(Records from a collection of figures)
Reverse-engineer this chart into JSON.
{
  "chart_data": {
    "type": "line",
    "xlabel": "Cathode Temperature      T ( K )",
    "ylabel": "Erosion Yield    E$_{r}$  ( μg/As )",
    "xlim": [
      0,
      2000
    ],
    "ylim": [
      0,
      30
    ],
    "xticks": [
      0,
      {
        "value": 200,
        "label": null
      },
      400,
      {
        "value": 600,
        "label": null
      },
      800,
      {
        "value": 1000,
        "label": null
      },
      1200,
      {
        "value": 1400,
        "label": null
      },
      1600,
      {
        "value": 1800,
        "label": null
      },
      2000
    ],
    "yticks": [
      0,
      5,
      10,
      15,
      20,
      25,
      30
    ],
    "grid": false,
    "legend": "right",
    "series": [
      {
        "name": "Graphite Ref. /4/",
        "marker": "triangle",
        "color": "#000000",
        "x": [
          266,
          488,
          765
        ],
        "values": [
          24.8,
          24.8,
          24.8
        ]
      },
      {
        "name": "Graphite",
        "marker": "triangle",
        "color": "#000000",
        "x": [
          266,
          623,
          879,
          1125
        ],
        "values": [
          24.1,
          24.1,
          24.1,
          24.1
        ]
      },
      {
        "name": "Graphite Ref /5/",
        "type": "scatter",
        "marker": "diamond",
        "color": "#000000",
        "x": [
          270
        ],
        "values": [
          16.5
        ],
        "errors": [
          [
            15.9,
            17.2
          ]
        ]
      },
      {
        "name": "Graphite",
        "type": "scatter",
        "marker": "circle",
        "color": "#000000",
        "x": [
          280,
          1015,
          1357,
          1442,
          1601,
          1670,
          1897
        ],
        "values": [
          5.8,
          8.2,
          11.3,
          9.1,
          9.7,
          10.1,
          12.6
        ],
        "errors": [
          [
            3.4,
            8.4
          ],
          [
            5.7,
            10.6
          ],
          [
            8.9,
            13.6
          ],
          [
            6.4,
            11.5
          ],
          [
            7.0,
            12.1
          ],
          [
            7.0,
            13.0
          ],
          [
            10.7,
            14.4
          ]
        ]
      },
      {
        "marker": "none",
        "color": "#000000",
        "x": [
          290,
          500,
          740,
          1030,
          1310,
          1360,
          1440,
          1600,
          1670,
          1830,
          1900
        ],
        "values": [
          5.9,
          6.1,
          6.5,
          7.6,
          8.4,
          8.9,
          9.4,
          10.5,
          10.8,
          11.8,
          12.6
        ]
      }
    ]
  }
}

→ **WHAT YOU HAVE TO DO**
Collect each line above holding the string "name".

→ **RESULT**
        "name": "Graphite Ref. /4/",
        "name": "Graphite",
        "name": "Graphite Ref /5/",
        "name": "Graphite",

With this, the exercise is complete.